» **What to produce**
Extract the whole listing as it stands. Do not include the pictures.

[Records contained in a dataset]

= = = =

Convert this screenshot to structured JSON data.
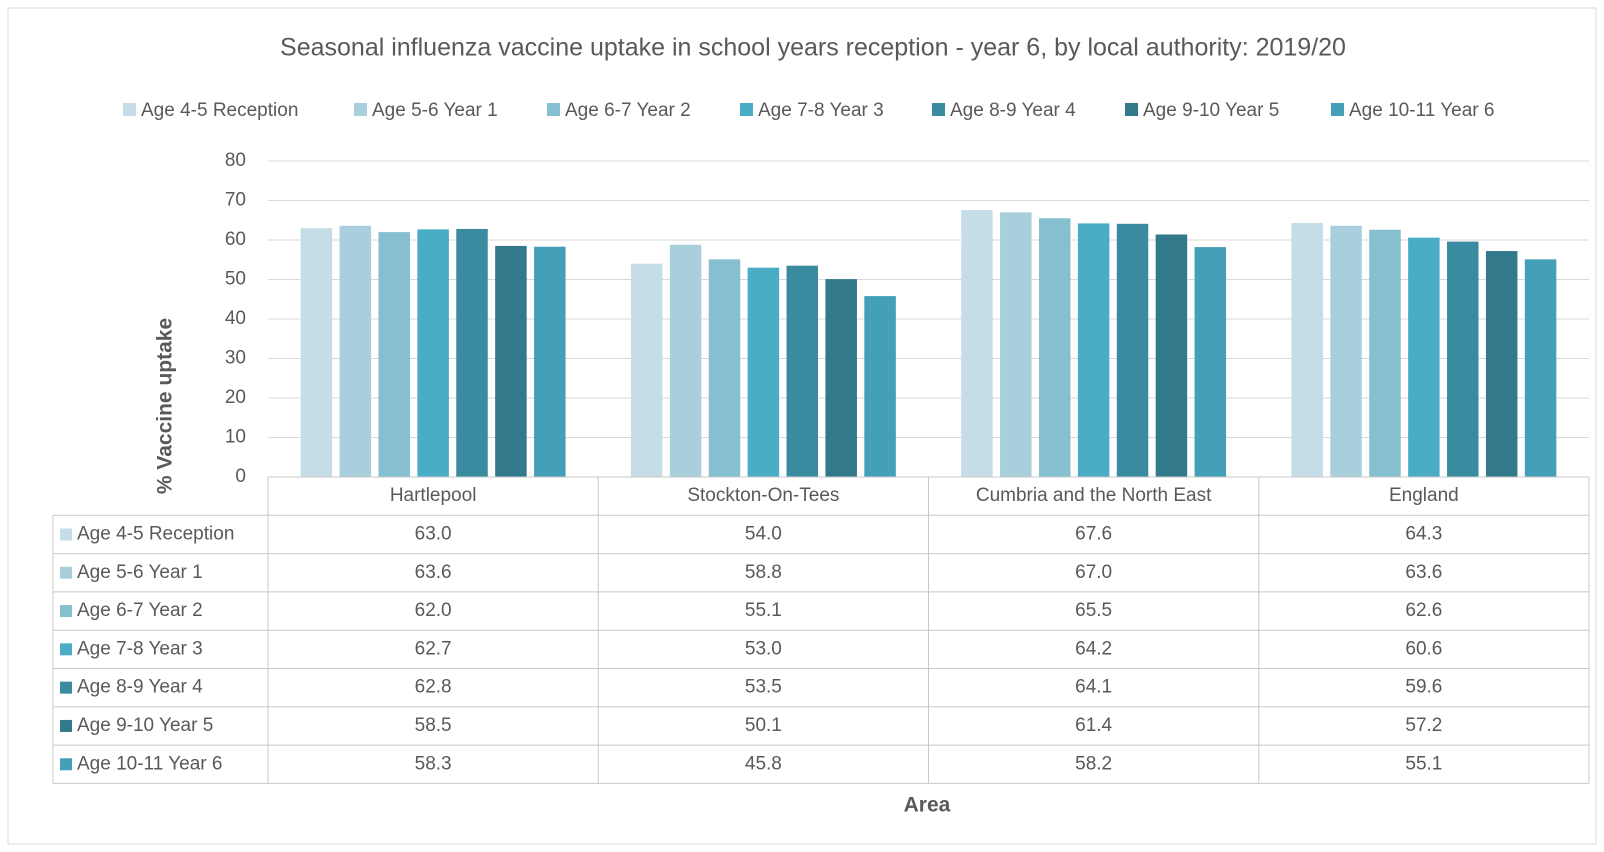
{
  "chart_data": {
    "type": "bar",
    "title": "Seasonal influenza vaccine uptake in school years reception - year 6, by local authority: 2019/20",
    "x_label": "Area",
    "y_label": "% Vaccine uptake",
    "categories": [
      "Hartlepool",
      "Stockton-On-Tees",
      "Cumbria and the North East",
      "England"
    ],
    "series": [
      {
        "name": "Age 4-5 Reception",
        "color": "#c5dde6",
        "values": [
          63.0,
          54.0,
          67.6,
          64.3
        ],
        "value_labels": [
          "63.0",
          "54.0",
          "67.6",
          "64.3"
        ]
      },
      {
        "name": "Age 5-6 Year 1",
        "color": "#aacfdc",
        "values": [
          63.6,
          58.8,
          67.0,
          63.6
        ],
        "value_labels": [
          "63.6",
          "58.8",
          "67.0",
          "63.6"
        ]
      },
      {
        "name": "Age 6-7 Year 2",
        "color": "#86bfd0",
        "values": [
          62.0,
          55.1,
          65.5,
          62.6
        ],
        "value_labels": [
          "62.0",
          "55.1",
          "65.5",
          "62.6"
        ]
      },
      {
        "name": "Age 7-8 Year 3",
        "color": "#4bacc6",
        "values": [
          62.7,
          53.0,
          64.2,
          60.6
        ],
        "value_labels": [
          "62.7",
          "53.0",
          "64.2",
          "60.6"
        ]
      },
      {
        "name": "Age 8-9 Year 4",
        "color": "#3a8ba0",
        "values": [
          62.8,
          53.5,
          64.1,
          59.6
        ],
        "value_labels": [
          "62.8",
          "53.5",
          "64.1",
          "59.6"
        ]
      },
      {
        "name": "Age 9-10 Year 5",
        "color": "#31798b",
        "values": [
          58.5,
          50.1,
          61.4,
          57.2
        ],
        "value_labels": [
          "58.5",
          "50.1",
          "61.4",
          "57.2"
        ]
      },
      {
        "name": "Age 10-11 Year 6",
        "color": "#449fb8",
        "values": [
          58.3,
          45.8,
          58.2,
          55.1
        ],
        "value_labels": [
          "58.3",
          "45.8",
          "58.2",
          "55.1"
        ]
      }
    ],
    "ylim": [
      0,
      80
    ],
    "yticks": [
      0,
      10,
      20,
      30,
      40,
      50,
      60,
      70,
      80
    ],
    "grid": true,
    "legend": "top"
  }
}
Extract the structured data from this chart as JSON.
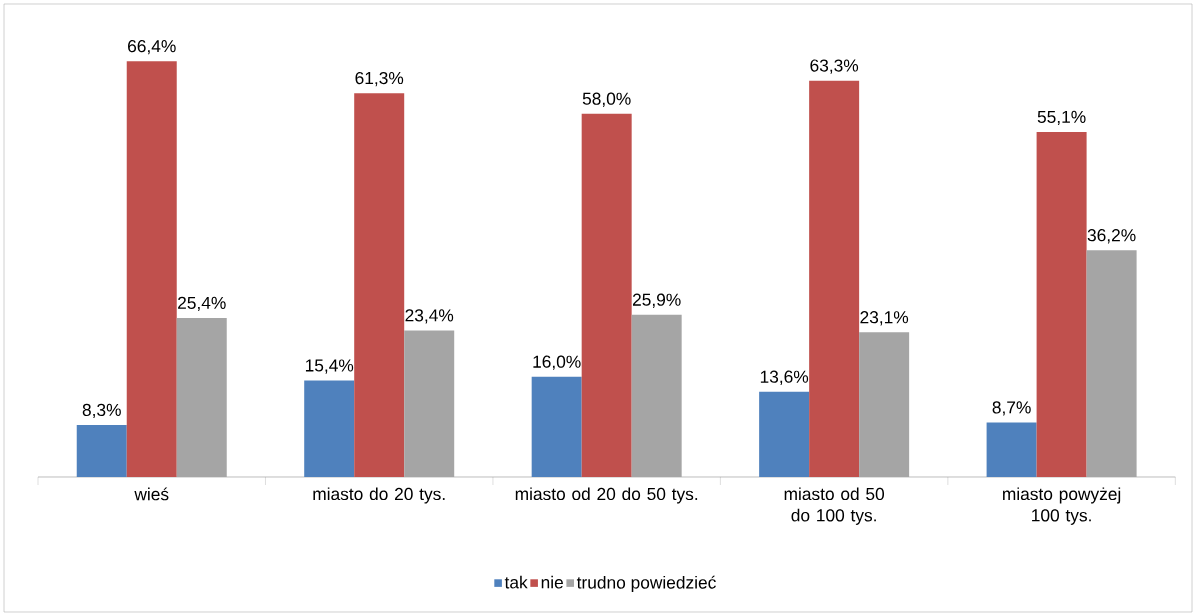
{
  "chart_data": {
    "type": "bar",
    "categories": [
      "wieś",
      "miasto do 20 tys.",
      "miasto od 20 do 50 tys.",
      "miasto od 50 do 100 tys.",
      "miasto powyżej 100 tys."
    ],
    "series": [
      {
        "name": "tak",
        "color": "#4f81bd",
        "values": [
          8.3,
          15.4,
          16.0,
          13.6,
          8.7
        ],
        "value_labels": [
          "8,3%",
          "15,4%",
          "16,0%",
          "13,6%",
          "8,7%"
        ]
      },
      {
        "name": "nie",
        "color": "#c0504d",
        "values": [
          66.4,
          61.3,
          58.0,
          63.3,
          55.1
        ],
        "value_labels": [
          "66,4%",
          "61,3%",
          "58,0%",
          "63,3%",
          "55,1%"
        ]
      },
      {
        "name": "trudno powiedzieć",
        "color": "#a5a5a5",
        "values": [
          25.4,
          23.4,
          25.9,
          23.1,
          36.2
        ],
        "value_labels": [
          "25,4%",
          "23,4%",
          "25,9%",
          "23,1%",
          "36,2%"
        ]
      }
    ],
    "legend": "bottom"
  }
}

= = = =

» **Final result**
Convert this screenshot to structured JSON data.
{
  "chart_data": {
    "type": "bar",
    "title": "Seasonal influenza vaccine uptake in school years reception - year 6, by local authority: 2019/20",
    "x_label": "Area",
    "y_label": "% Vaccine uptake",
    "categories": [
      "Hartlepool",
      "Stockton-On-Tees",
      "Cumbria and the North East",
      "England"
    ],
    "series": [
      {
        "name": "Age 4-5 Reception",
        "color": "#c5dde6",
        "values": [
          63.0,
          54.0,
          67.6,
          64.3
        ],
        "value_labels": [
          "63.0",
          "54.0",
          "67.6",
          "64.3"
        ]
      },
      {
        "name": "Age 5-6 Year 1",
        "color": "#aacfdc",
        "values": [
          63.6,
          58.8,
          67.0,
          63.6
        ],
        "value_labels": [
          "63.6",
          "58.8",
          "67.0",
          "63.6"
        ]
      },
      {
        "name": "Age 6-7 Year 2",
        "color": "#86bfd0",
        "values": [
          62.0,
          55.1,
          65.5,
          62.6
        ],
        "value_labels": [
          "62.0",
          "55.1",
          "65.5",
          "62.6"
        ]
      },
      {
        "name": "Age 7-8 Year 3",
        "color": "#4bacc6",
        "values": [
          62.7,
          53.0,
          64.2,
          60.6
        ],
        "value_labels": [
          "62.7",
          "53.0",
          "64.2",
          "60.6"
        ]
      },
      {
        "name": "Age 8-9 Year 4",
        "color": "#3a8ba0",
        "values": [
          62.8,
          53.5,
          64.1,
          59.6
        ],
        "value_labels": [
          "62.8",
          "53.5",
          "64.1",
          "59.6"
        ]
      },
      {
        "name": "Age 9-10 Year 5",
        "color": "#31798b",
        "values": [
          58.5,
          50.1,
          61.4,
          57.2
        ],
        "value_labels": [
          "58.5",
          "50.1",
          "61.4",
          "57.2"
        ]
      },
      {
        "name": "Age 10-11 Year 6",
        "color": "#449fb8",
        "values": [
          58.3,
          45.8,
          58.2,
          55.1
        ],
        "value_labels": [
          "58.3",
          "45.8",
          "58.2",
          "55.1"
        ]
      }
    ],
    "ylim": [
      0,
      80
    ],
    "yticks": [
      0,
      10,
      20,
      30,
      40,
      50,
      60,
      70,
      80
    ],
    "grid": true,
    "legend": "top"
  }
}
Extract the structured data from this chart as JSON.
{
  "chart_data": {
    "type": "bar",
    "categories": [
      "wieś",
      "miasto do 20 tys.",
      "miasto od 20 do 50 tys.",
      "miasto od 50 do 100 tys.",
      "miasto powyżej 100 tys."
    ],
    "series": [
      {
        "name": "tak",
        "color": "#4f81bd",
        "values": [
          8.3,
          15.4,
          16.0,
          13.6,
          8.7
        ],
        "value_labels": [
          "8,3%",
          "15,4%",
          "16,0%",
          "13,6%",
          "8,7%"
        ]
      },
      {
        "name": "nie",
        "color": "#c0504d",
        "values": [
          66.4,
          61.3,
          58.0,
          63.3,
          55.1
        ],
        "value_labels": [
          "66,4%",
          "61,3%",
          "58,0%",
          "63,3%",
          "55,1%"
        ]
      },
      {
        "name": "trudno powiedzieć",
        "color": "#a5a5a5",
        "values": [
          25.4,
          23.4,
          25.9,
          23.1,
          36.2
        ],
        "value_labels": [
          "25,4%",
          "23,4%",
          "25,9%",
          "23,1%",
          "36,2%"
        ]
      }
    ],
    "legend": "bottom"
  }
}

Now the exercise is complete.